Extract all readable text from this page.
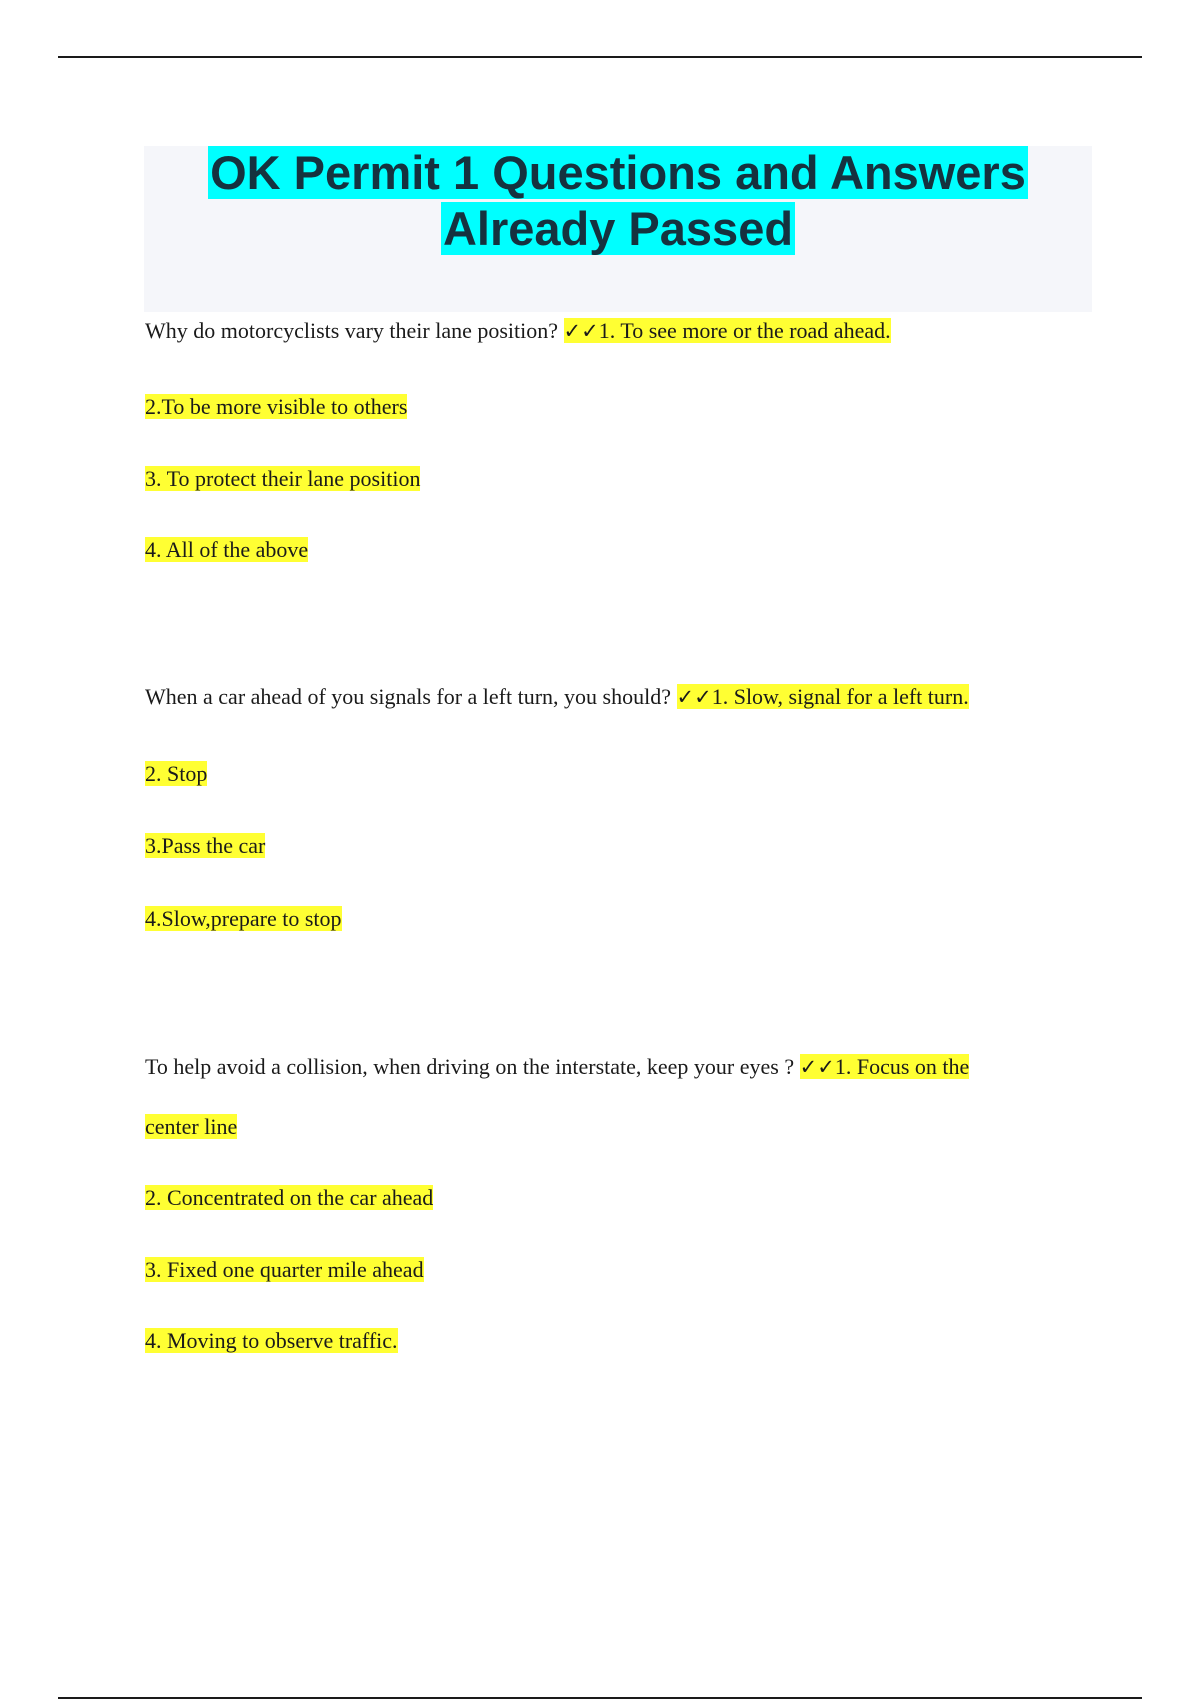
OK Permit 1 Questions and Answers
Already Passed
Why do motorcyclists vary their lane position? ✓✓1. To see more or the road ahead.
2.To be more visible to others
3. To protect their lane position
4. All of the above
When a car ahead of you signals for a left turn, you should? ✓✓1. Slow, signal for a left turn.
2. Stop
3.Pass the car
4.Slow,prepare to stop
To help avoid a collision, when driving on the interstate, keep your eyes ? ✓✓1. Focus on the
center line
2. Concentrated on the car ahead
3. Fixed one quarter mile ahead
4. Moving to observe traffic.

# # # #

Do this
Look for the word "lane" and return every line where it occurs.

Finished task
Why do motorcyclists vary their lane position? ✓✓1. To see more or the road ahead.
3. To protect their lane position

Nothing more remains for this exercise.